Directions: Write out every line below that includes the word "одну".

[start Data extract]

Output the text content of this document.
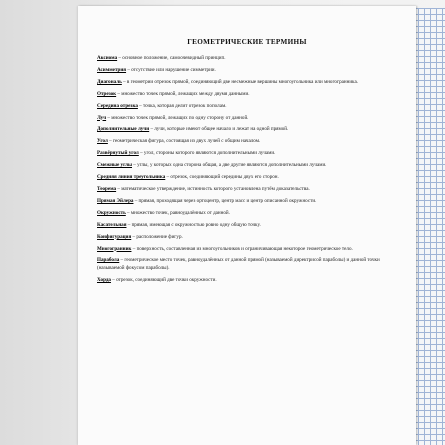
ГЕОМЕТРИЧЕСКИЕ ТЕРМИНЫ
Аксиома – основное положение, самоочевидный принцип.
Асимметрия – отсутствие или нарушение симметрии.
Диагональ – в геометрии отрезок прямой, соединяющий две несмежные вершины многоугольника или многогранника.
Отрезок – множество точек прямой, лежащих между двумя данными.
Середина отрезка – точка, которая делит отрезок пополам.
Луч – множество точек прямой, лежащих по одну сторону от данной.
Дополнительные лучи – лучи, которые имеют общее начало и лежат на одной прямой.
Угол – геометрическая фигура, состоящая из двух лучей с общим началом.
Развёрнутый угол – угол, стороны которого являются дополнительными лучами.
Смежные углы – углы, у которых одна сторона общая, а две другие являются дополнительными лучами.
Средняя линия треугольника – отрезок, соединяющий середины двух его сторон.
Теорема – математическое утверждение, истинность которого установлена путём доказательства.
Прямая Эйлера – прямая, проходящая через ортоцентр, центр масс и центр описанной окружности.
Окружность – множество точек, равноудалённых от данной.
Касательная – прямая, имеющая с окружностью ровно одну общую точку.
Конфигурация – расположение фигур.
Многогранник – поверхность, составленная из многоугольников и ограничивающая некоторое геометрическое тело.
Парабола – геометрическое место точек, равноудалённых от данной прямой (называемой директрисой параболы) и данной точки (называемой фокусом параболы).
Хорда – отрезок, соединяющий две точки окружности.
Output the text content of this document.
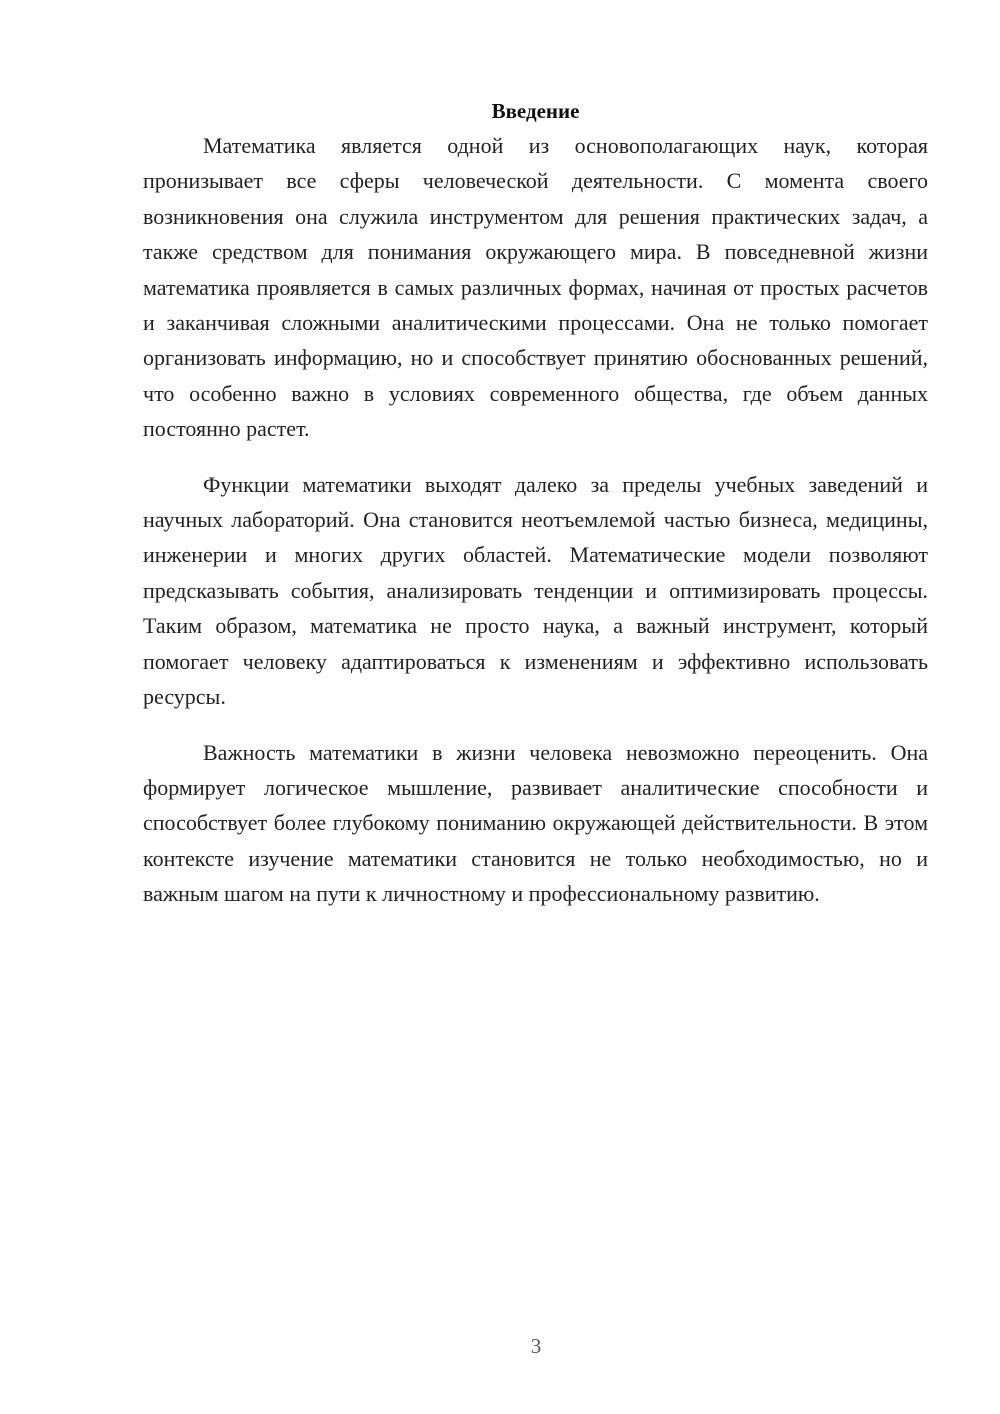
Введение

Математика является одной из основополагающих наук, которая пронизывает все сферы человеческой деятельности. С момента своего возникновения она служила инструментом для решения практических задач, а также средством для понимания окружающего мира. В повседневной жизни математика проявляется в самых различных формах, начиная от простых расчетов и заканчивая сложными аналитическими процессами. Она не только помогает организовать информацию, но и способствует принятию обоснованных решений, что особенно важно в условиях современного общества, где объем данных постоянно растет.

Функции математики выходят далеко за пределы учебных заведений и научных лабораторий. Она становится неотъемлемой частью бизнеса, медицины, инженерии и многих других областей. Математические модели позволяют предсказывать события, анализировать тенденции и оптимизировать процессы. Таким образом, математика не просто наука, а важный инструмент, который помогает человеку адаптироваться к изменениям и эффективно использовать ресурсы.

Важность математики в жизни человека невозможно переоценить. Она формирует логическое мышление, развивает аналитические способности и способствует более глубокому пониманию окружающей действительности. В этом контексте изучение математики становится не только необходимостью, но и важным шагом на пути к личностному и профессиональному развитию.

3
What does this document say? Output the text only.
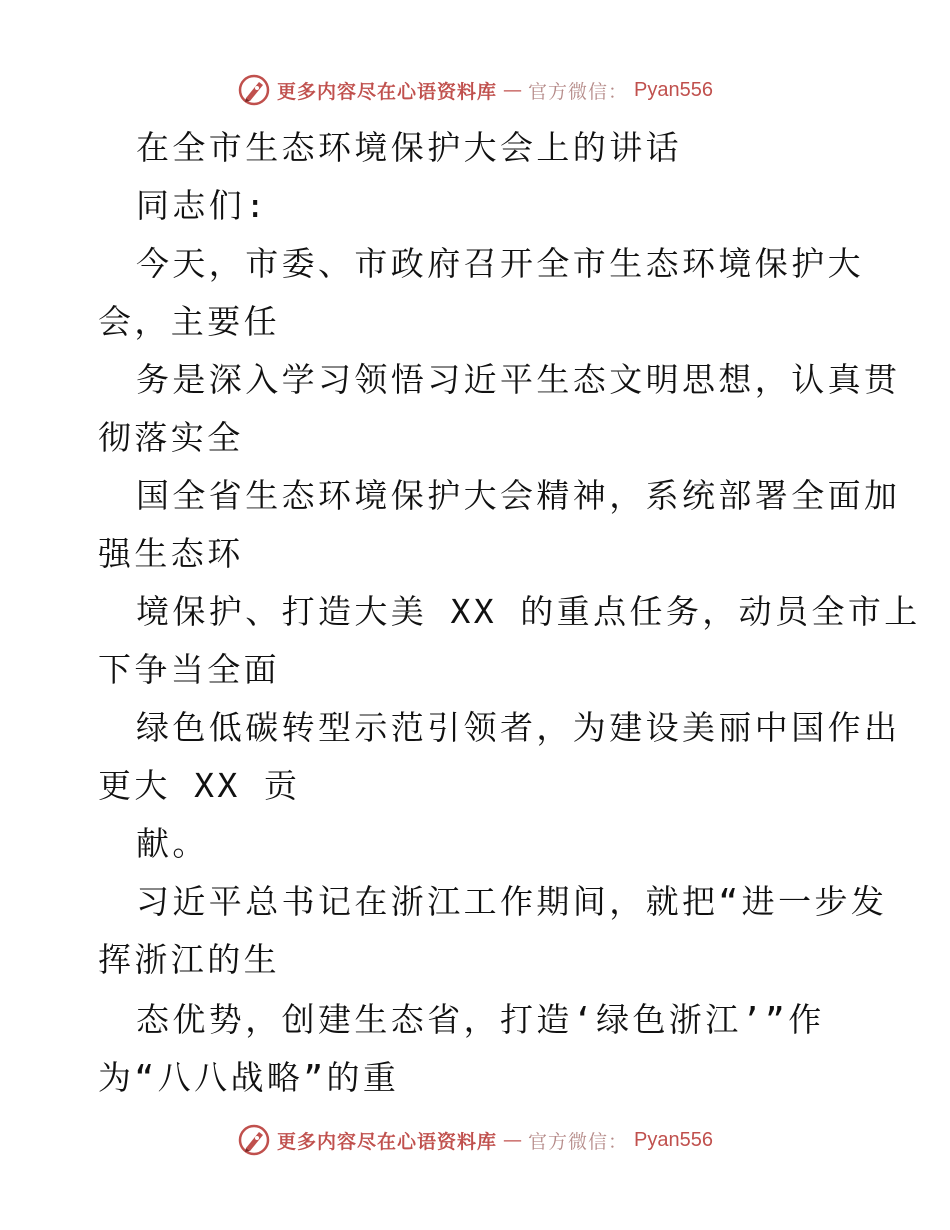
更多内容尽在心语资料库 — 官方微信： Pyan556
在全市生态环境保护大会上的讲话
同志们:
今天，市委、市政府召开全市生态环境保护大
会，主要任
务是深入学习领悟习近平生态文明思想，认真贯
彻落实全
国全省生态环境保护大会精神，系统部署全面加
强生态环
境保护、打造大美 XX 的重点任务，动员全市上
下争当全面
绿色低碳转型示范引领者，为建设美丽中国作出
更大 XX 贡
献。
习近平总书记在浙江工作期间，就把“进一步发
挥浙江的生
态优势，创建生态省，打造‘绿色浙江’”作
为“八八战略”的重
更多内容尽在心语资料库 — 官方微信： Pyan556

[end Data extract]
[start Data extract]

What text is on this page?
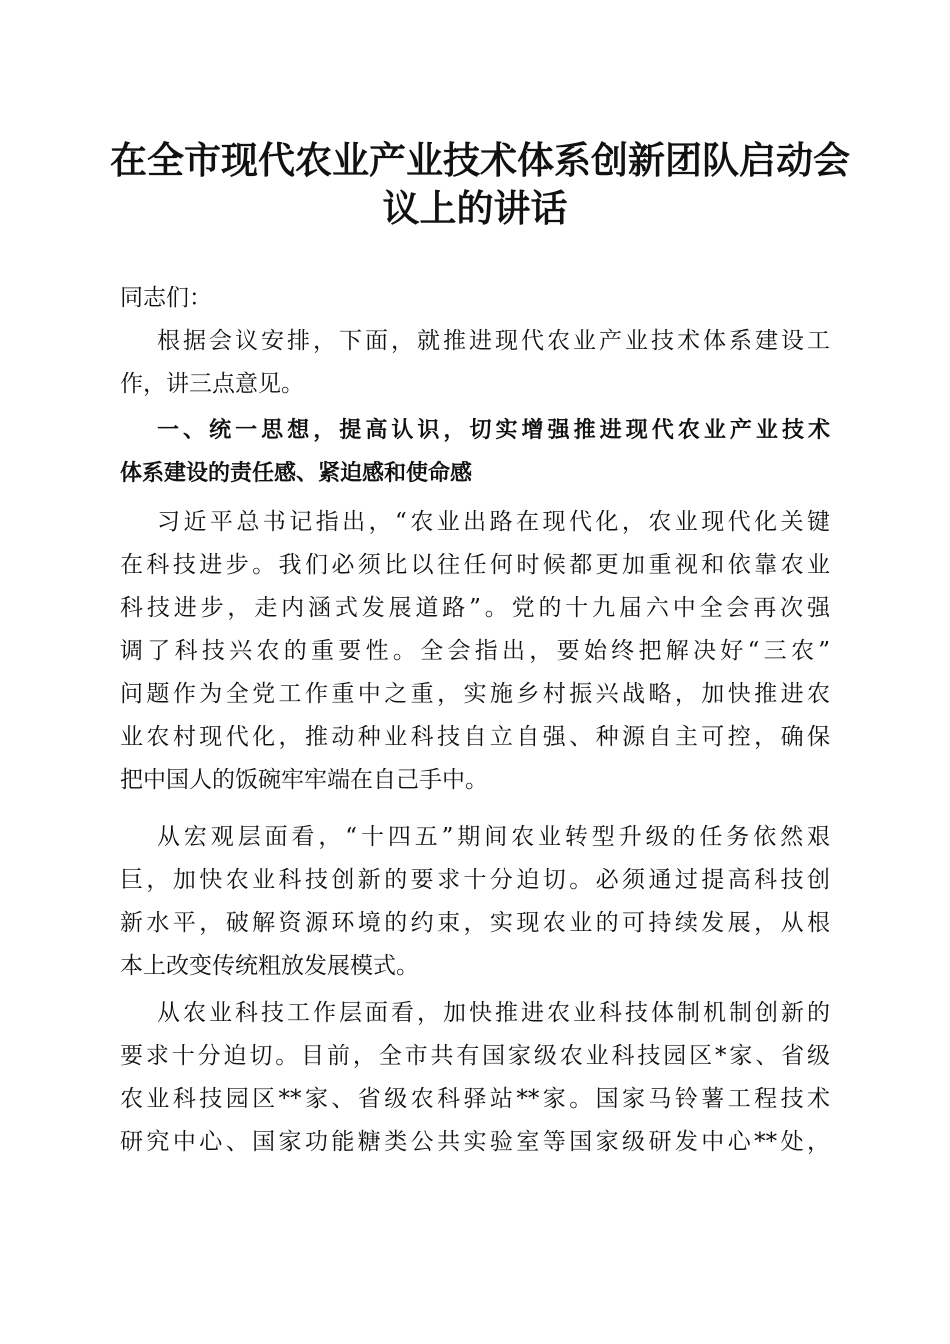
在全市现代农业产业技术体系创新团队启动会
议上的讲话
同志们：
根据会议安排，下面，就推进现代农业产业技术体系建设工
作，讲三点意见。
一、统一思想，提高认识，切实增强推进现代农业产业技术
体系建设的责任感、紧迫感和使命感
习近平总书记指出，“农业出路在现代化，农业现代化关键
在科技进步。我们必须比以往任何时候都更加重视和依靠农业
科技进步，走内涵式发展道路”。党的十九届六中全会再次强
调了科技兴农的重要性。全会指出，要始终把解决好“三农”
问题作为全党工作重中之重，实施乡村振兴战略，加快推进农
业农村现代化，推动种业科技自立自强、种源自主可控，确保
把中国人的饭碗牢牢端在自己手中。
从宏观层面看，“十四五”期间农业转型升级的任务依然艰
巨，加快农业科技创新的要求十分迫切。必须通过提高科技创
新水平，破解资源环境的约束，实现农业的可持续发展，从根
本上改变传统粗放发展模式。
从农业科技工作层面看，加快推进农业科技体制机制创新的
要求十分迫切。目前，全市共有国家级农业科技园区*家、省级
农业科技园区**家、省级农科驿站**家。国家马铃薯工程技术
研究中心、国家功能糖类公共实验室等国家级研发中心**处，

[end Data extract]

Expected output:
Луч – множество точек прямой, лежащих по одну сторону от данной.
Касательная – прямая, имеющая с окружностью ровно одну общую точку.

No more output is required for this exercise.